▶ SET EXERCISE:
Count the lines in the records below that contain the word "this", and reply with only that number.

Start DATA SHOWN

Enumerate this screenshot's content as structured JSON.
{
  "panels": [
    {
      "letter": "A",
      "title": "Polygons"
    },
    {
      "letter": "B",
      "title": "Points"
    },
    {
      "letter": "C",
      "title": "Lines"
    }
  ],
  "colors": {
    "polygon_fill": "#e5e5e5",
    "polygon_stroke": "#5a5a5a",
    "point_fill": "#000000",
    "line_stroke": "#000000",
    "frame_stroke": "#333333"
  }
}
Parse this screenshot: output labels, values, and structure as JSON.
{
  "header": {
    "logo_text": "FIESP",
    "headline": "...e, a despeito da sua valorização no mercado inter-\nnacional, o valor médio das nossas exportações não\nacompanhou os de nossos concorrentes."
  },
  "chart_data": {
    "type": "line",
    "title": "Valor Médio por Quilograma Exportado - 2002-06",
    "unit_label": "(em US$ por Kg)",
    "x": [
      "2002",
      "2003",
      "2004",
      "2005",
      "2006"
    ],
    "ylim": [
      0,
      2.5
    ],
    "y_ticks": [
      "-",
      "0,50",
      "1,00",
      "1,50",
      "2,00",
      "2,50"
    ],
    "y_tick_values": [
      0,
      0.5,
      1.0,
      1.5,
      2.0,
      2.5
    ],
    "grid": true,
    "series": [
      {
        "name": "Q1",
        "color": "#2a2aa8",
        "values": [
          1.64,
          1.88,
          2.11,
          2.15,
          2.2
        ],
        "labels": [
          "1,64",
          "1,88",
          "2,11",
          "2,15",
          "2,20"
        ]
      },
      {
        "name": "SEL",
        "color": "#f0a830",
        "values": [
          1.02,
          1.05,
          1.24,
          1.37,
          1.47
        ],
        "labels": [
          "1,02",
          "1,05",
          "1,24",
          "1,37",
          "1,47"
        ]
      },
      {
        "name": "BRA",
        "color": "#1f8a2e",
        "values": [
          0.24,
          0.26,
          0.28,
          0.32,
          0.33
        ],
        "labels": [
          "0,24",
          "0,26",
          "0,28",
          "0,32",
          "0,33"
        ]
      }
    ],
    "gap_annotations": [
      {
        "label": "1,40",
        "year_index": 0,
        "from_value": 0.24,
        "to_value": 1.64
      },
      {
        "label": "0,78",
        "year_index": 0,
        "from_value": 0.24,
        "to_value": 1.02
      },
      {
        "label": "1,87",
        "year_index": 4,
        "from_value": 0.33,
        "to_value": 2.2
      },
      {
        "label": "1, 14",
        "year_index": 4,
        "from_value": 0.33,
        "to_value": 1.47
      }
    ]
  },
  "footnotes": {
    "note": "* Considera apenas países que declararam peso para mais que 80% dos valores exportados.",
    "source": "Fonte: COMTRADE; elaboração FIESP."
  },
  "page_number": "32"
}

End DATA SHOWN

▶ ANSWER TO THE TASK:
2